DIRECTIONS FOR THIS TASK: Where a line contains the word "arabe", copy that line.

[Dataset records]
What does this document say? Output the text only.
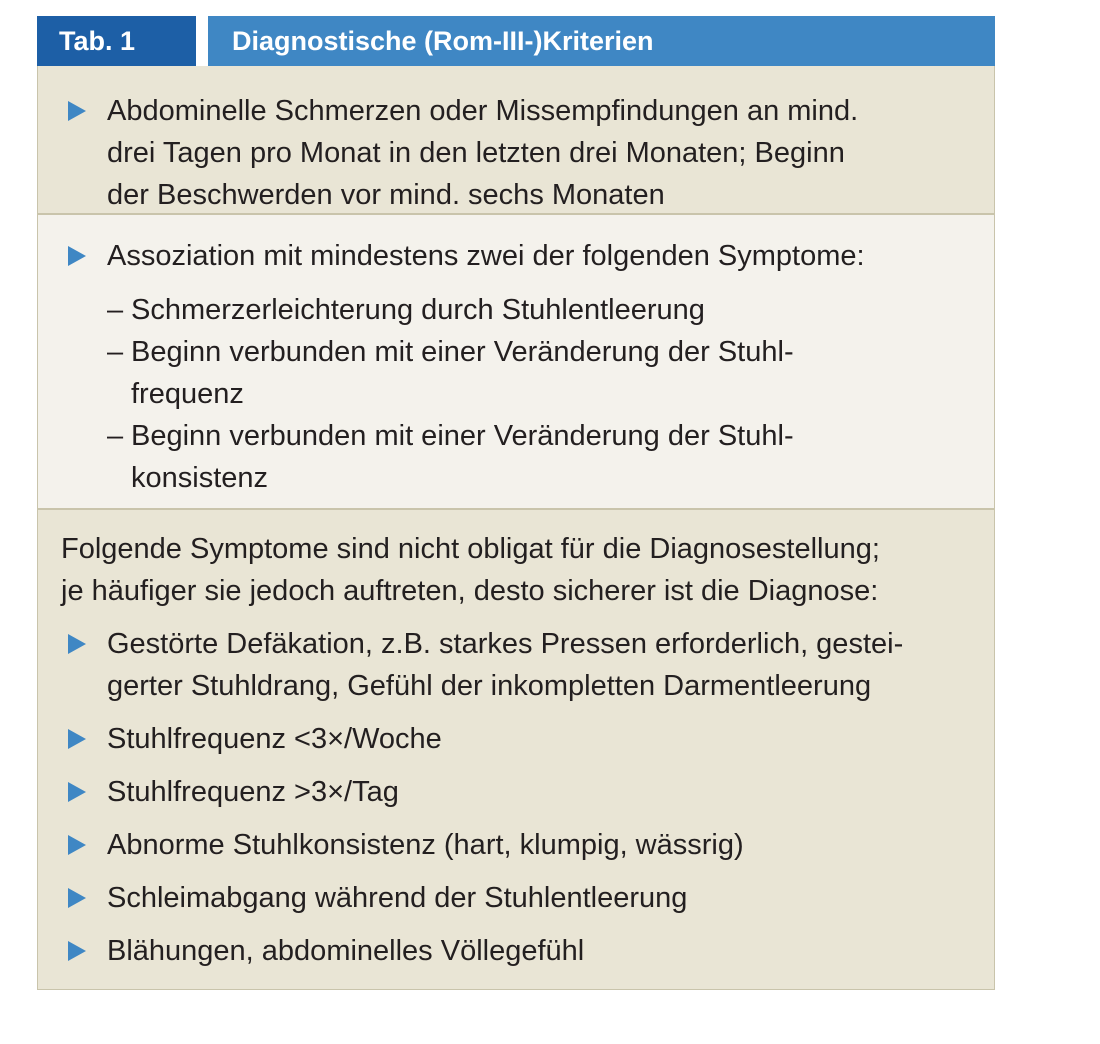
Tab. 1	Diagnostische (Rom-III-)Kriterien
Abdominelle Schmerzen oder Missempfindungen an mind.
drei Tagen pro Monat in den letzten drei Monaten; Beginn
der Beschwerden vor mind. sechs Monaten
Assoziation mit mindestens zwei der folgenden Symptome:
– Schmerzerleichterung durch Stuhlentleerung
– Beginn verbunden mit einer Veränderung der Stuhl-
frequenz
– Beginn verbunden mit einer Veränderung der Stuhl-
konsistenz
Folgende Symptome sind nicht obligat für die Diagnosestellung;
je häufiger sie jedoch auftreten, desto sicherer ist die Diagnose:
Gestörte Defäkation, z.B. starkes Pressen erforderlich, gestei-
gerter Stuhldrang, Gefühl der inkompletten Darmentleerung
Stuhlfrequenz <3×/Woche
Stuhlfrequenz >3×/Tag
Abnorme Stuhlkonsistenz (hart, klumpig, wässrig)
Schleimabgang während der Stuhlentleerung
Blähungen, abdominelles Völlegefühl
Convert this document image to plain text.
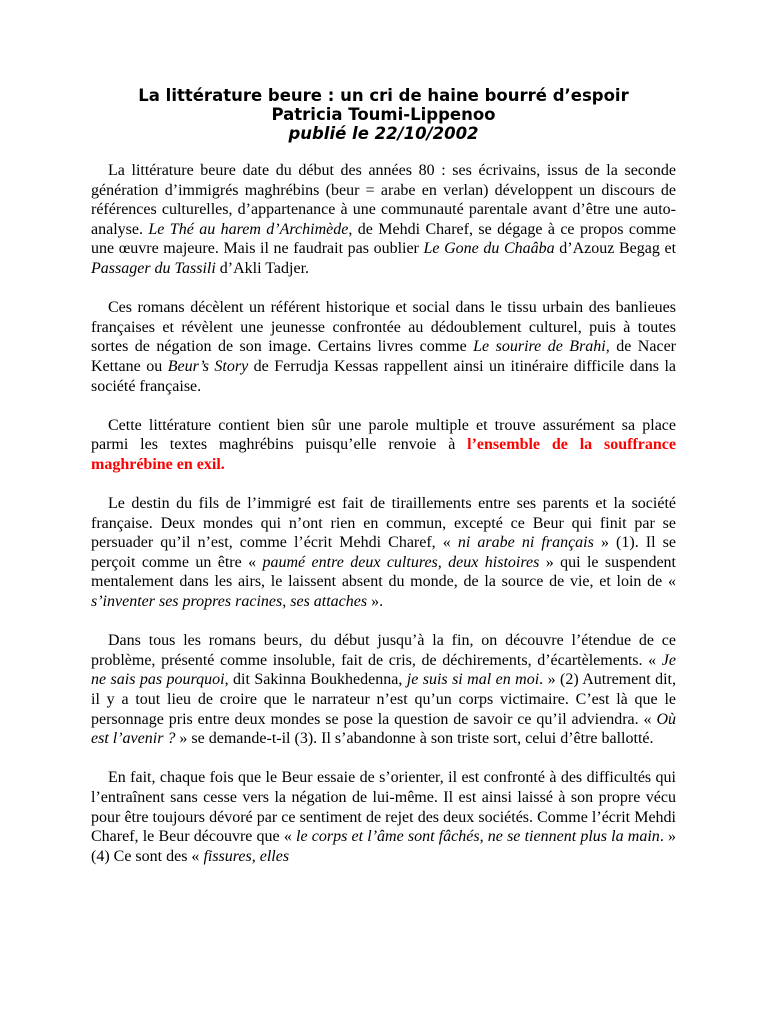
La littérature beure : un cri de haine bourré d’espoir
Patricia Toumi-Lippenoo
publié le 22/10/2002

La littérature beure date du début des années 80 : ses écrivains, issus de la seconde génération d’immigrés maghrébins (beur = arabe en verlan) développent un discours de références culturelles, d’appartenance à une communauté parentale avant d’être une auto-analyse. Le Thé au harem d’Archimède, de Mehdi Charef, se dégage à ce propos comme une œuvre majeure. Mais il ne faudrait pas oublier Le Gone du Chaâba d’Azouz Begag et Passager du Tassili d’Akli Tadjer.

Ces romans décèlent un référent historique et social dans le tissu urbain des banlieues françaises et révèlent une jeunesse confrontée au dédoublement culturel, puis à toutes sortes de négation de son image. Certains livres comme Le sourire de Brahi, de Nacer Kettane ou Beur’s Story de Ferrudja Kessas rappellent ainsi un itinéraire difficile dans la société française.

Cette littérature contient bien sûr une parole multiple et trouve assurément sa place parmi les textes maghrébins puisqu’elle renvoie à l’ensemble de la souffrance maghrébine en exil.

Le destin du fils de l’immigré est fait de tiraillements entre ses parents et la société française. Deux mondes qui n’ont rien en commun, excepté ce Beur qui finit par se persuader qu’il n’est, comme l’écrit Mehdi Charef, « ni arabe ni français » (1). Il se perçoit comme un être « paumé entre deux cultures, deux histoires » qui le suspendent mentalement dans les airs, le laissent absent du monde, de la source de vie, et loin de « s’inventer ses propres racines, ses attaches ».

Dans tous les romans beurs, du début jusqu’à la fin, on découvre l’étendue de ce problème, présenté comme insoluble, fait de cris, de déchirements, d’écartèlements. « Je ne sais pas pourquoi, dit Sakinna Boukhedenna, je suis si mal en moi. » (2) Autrement dit, il y a tout lieu de croire que le narrateur n’est qu’un corps victimaire. C’est là que le personnage pris entre deux mondes se pose la question de savoir ce qu’il adviendra. « Où est l’avenir ? » se demande-t-il (3). Il s’abandonne à son triste sort, celui d’être ballotté.

En fait, chaque fois que le Beur essaie de s’orienter, il est confronté à des difficultés qui l’entraînent sans cesse vers la négation de lui-même. Il est ainsi laissé à son propre vécu pour être toujours dévoré par ce sentiment de rejet des deux sociétés. Comme l’écrit Mehdi Charef, le Beur découvre que « le corps et l’âme sont fâchés, ne se tiennent plus la main. » (4) Ce sont des « fissures, elles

OUTPUT BELOW:
La littérature beure date du début des années 80 : ses écrivains, issus de la seconde génération d’immigrés maghrébins (beur = arabe en verlan) développent un discours de références culturelles, d’appartenance à une communauté parentale avant d’être une auto-analyse. Le Thé au harem d’Archimède, de Mehdi Charef, se dégage à ce propos comme une œuvre majeure. Mais il ne faudrait pas oublier Le Gone du Chaâba d’Azouz Begag et Passager du Tassili d’Akli Tadjer.
Le destin du fils de l’immigré est fait de tiraillements entre ses parents et la société française. Deux mondes qui n’ont rien en commun, excepté ce Beur qui finit par se persuader qu’il n’est, comme l’écrit Mehdi Charef, « ni arabe ni français » (1). Il se perçoit comme un être « paumé entre deux cultures, deux histoires » qui le suspendent mentalement dans les airs, le laissent absent du monde, de la source de vie, et loin de « s’inventer ses propres racines, ses attaches ».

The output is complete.